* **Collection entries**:
--*--

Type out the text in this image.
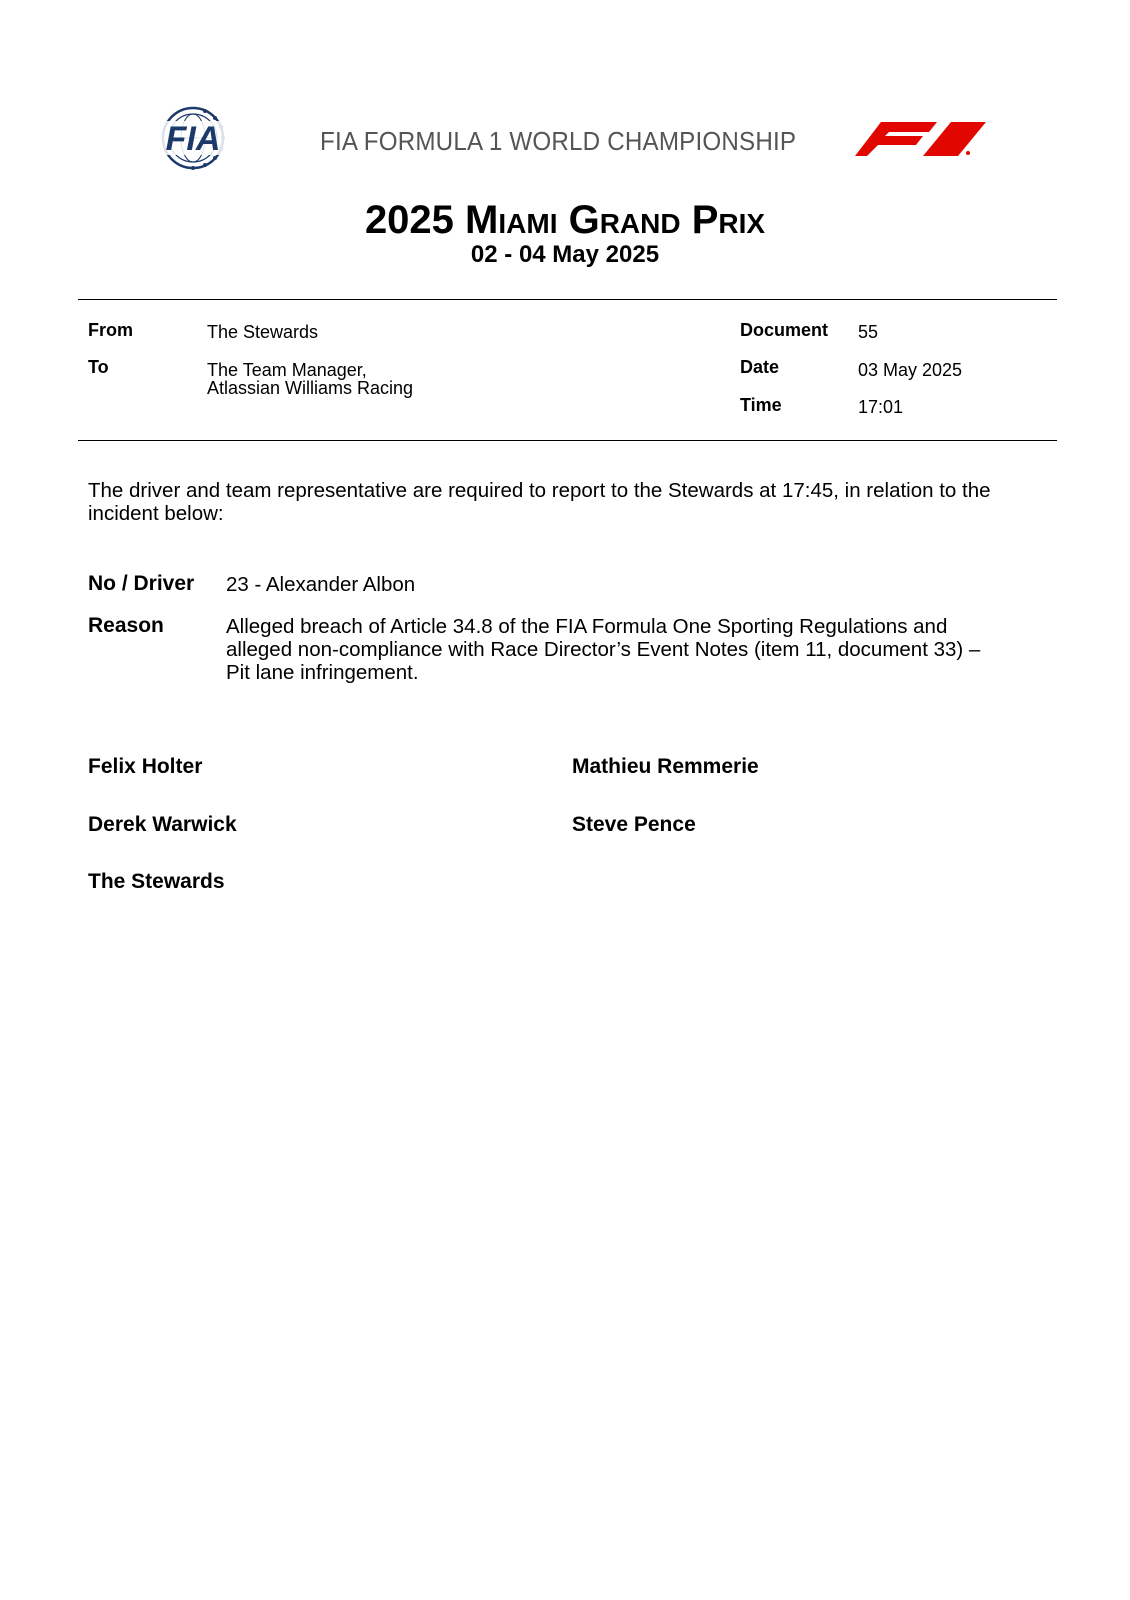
FIA	FIA FORMULA 1 WORLD CHAMPIONSHIP
F1
2025 Miami Grand Prix
02 - 04 May 2025
From	The Stewards
To	The Team Manager,
Atlassian Williams Racing
Document 55
Date	03 May 2025
Time	17:01
The driver and team representative are required to report to the Stewards at 17:45, in relation to the incident below:
No / Driver 23 - Alexander Albon
Reason	Alleged breach of Article 34.8 of the FIA Formula One Sporting Regulations and
alleged non-compliance with Race Director’s Event Notes (item 11, document 33) –
Pit lane infringement.
Felix Holter	Mathieu Remmerie
Derek Warwick	Steve Pence
The Stewards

--*--

Search the data for the string "Stewards". List each line that has it.

From	The Stewards
The driver and team representative are required to report to the Stewards at 17:45, in relation to the incident below:
The Stewards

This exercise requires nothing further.